THE INPUT:
*** Begin section ***

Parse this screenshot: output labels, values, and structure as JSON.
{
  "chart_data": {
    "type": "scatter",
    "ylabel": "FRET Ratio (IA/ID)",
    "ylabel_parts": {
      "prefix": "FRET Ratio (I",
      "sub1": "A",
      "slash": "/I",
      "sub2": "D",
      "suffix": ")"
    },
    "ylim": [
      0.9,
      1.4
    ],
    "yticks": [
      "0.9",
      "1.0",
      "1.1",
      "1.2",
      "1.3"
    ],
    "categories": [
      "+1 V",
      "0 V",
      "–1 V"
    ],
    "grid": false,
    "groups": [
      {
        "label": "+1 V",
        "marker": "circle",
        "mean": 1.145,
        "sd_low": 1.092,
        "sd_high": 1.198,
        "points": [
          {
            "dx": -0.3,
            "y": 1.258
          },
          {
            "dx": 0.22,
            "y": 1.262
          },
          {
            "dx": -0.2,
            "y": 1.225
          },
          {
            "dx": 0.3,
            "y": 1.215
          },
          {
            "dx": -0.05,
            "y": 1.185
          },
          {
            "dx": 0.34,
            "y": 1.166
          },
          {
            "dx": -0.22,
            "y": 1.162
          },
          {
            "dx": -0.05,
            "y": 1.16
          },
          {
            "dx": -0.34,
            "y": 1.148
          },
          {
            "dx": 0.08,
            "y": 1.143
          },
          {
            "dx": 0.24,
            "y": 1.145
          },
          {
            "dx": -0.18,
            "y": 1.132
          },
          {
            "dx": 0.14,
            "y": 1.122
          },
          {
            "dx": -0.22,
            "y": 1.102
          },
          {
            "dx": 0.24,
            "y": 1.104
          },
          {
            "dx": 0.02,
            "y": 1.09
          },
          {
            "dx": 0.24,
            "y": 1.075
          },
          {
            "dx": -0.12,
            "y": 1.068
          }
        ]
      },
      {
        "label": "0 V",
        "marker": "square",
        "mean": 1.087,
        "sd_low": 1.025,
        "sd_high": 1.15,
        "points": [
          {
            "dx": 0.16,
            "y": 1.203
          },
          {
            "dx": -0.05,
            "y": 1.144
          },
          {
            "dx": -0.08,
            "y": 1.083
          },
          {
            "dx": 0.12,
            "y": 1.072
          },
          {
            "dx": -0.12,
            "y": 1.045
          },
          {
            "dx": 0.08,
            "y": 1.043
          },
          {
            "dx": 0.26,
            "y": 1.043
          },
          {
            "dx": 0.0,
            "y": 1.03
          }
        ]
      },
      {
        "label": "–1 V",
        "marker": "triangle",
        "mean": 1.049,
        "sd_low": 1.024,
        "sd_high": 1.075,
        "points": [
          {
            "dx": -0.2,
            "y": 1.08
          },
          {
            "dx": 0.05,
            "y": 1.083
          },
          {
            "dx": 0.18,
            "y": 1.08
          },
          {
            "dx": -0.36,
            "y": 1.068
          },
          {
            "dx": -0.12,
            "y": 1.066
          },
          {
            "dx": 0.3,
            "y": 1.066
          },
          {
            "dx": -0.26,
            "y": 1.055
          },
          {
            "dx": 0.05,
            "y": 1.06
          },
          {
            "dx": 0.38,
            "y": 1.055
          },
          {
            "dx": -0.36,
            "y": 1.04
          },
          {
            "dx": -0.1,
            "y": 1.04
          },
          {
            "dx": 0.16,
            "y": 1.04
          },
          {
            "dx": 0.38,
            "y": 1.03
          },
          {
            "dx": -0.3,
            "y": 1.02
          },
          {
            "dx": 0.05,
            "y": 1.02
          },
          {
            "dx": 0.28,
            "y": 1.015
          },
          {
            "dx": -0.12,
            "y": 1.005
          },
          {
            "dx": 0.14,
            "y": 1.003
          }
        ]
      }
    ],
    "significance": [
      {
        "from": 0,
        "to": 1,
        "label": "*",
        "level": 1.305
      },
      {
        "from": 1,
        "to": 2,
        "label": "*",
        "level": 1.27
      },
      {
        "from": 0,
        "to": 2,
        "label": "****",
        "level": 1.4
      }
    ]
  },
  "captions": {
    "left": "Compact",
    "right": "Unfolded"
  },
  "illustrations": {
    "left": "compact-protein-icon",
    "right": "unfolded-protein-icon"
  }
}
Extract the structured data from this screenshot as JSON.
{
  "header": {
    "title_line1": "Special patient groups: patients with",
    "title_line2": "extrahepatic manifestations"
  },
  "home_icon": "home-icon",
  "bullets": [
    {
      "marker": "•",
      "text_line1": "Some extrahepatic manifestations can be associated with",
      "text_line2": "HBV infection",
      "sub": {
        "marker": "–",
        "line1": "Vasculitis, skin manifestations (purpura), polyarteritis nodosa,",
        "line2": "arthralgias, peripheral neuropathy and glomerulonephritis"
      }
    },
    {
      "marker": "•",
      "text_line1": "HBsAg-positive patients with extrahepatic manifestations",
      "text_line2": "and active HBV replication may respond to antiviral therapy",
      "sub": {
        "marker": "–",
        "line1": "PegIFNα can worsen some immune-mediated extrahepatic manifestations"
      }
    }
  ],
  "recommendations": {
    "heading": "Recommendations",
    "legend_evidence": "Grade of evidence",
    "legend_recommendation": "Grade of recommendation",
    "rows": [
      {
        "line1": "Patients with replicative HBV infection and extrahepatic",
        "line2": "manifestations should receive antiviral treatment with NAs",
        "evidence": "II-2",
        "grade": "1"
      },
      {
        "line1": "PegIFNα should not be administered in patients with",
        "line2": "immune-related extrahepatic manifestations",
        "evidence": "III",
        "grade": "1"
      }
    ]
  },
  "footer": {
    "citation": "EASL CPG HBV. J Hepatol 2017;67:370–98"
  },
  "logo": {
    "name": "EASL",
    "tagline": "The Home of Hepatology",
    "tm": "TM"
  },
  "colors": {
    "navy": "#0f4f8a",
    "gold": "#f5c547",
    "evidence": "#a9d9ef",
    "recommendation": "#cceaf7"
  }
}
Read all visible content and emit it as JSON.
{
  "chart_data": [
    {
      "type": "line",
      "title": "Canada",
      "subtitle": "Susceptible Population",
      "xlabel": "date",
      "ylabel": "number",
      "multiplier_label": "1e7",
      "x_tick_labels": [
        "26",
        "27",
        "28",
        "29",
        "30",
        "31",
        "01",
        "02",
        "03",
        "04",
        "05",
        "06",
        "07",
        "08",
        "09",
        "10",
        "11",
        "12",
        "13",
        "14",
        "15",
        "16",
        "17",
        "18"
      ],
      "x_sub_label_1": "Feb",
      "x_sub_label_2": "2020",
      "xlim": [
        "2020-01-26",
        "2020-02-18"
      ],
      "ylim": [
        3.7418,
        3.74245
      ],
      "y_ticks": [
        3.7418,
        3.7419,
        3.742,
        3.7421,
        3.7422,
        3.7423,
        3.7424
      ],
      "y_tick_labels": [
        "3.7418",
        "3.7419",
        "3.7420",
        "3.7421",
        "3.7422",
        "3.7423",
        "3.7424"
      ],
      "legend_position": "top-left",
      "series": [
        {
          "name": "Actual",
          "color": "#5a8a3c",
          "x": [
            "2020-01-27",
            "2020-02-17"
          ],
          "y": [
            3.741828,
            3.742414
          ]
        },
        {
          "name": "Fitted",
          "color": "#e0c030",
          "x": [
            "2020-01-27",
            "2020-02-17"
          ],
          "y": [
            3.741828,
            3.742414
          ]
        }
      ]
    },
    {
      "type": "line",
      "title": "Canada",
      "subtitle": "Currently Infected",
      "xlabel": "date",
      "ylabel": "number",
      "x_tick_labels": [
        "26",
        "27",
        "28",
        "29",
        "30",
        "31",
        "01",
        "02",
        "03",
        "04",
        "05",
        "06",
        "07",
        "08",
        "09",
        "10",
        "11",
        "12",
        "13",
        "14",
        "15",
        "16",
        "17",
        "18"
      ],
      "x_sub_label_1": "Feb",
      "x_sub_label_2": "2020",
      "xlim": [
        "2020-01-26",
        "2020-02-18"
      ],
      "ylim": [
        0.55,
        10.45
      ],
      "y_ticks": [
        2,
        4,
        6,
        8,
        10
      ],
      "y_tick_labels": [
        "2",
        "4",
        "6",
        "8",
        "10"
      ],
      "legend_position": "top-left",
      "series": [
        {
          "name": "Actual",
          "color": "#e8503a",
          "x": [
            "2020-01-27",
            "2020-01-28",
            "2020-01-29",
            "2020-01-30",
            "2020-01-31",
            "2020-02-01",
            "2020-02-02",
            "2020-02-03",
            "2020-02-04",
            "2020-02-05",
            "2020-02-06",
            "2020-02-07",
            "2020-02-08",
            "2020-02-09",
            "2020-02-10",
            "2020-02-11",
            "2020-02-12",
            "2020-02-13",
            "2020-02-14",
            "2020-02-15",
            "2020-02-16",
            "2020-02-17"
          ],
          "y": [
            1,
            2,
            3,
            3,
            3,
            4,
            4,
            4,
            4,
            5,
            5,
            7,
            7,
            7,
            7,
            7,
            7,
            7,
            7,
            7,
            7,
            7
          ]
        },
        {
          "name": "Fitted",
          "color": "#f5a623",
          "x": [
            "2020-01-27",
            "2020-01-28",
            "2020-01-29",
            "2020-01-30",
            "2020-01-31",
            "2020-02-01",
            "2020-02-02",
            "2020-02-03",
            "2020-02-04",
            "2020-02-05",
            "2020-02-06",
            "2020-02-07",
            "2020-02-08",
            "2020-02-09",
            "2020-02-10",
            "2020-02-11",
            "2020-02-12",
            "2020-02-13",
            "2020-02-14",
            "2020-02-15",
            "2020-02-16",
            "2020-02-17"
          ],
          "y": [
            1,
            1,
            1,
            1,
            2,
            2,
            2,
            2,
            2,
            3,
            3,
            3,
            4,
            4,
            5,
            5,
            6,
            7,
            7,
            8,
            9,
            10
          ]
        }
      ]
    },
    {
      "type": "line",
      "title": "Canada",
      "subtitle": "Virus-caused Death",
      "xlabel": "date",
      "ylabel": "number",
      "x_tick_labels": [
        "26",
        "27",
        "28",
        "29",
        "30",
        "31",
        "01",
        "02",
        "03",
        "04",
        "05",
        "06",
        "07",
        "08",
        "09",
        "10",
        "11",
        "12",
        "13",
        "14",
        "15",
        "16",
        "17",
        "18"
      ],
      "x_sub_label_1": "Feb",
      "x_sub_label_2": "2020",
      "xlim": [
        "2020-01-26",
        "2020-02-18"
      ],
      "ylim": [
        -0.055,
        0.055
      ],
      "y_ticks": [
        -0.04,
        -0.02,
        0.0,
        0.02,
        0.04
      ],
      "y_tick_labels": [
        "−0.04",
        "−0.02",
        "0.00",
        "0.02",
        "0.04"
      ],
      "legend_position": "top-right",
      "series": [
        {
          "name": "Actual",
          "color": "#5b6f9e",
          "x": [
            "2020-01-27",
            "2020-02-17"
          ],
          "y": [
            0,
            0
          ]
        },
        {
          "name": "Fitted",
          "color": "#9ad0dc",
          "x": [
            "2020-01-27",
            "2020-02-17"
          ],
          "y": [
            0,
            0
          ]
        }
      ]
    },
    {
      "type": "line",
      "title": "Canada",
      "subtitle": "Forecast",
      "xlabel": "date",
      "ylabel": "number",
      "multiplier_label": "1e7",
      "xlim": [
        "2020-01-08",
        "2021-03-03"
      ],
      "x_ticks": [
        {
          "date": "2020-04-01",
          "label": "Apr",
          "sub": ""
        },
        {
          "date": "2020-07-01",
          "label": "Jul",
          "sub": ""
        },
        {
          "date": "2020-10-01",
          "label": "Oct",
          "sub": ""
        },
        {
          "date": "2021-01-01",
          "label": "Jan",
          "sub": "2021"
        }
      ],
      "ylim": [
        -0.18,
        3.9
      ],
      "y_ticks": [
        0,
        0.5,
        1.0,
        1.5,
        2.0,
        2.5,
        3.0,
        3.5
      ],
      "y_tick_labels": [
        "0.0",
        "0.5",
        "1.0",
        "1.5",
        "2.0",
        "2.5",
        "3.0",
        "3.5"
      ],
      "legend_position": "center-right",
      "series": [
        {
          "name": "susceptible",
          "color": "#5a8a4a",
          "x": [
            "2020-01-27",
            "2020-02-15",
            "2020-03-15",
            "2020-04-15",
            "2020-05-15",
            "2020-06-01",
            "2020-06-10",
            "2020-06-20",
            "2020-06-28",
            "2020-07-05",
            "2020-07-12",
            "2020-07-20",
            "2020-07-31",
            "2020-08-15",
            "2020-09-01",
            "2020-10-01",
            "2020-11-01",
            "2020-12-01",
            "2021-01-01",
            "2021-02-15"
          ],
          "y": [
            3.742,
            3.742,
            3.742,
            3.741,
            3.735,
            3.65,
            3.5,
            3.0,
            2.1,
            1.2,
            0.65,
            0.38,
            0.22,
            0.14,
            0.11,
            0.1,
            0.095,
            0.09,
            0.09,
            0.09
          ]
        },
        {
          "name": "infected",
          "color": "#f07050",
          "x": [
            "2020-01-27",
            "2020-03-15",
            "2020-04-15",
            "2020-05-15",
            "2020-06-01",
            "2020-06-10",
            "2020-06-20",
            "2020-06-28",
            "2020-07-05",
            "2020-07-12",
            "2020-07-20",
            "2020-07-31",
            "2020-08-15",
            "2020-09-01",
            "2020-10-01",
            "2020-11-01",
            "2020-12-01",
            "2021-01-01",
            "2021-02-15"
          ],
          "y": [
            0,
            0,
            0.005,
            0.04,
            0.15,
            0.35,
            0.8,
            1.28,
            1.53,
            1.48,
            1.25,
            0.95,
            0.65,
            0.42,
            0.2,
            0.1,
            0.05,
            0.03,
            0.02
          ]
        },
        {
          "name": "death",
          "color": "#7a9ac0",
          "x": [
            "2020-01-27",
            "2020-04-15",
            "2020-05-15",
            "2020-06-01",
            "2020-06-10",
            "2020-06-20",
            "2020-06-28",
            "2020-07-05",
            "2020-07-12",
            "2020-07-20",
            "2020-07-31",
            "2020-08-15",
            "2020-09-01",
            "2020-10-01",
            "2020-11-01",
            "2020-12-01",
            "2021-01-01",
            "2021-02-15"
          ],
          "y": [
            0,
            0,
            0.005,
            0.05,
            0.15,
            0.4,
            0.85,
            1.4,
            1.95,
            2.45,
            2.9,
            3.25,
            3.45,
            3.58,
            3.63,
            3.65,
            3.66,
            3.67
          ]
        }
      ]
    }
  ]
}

*** End section ***

WORK REQUEST:
Copy out each line from the listing that contains the string "JSON".

FINISHED TASK:
Parse this screenshot: output labels, values, and structure as JSON.
Extract the structured data from this screenshot as JSON.
Read all visible content and emit it as JSON.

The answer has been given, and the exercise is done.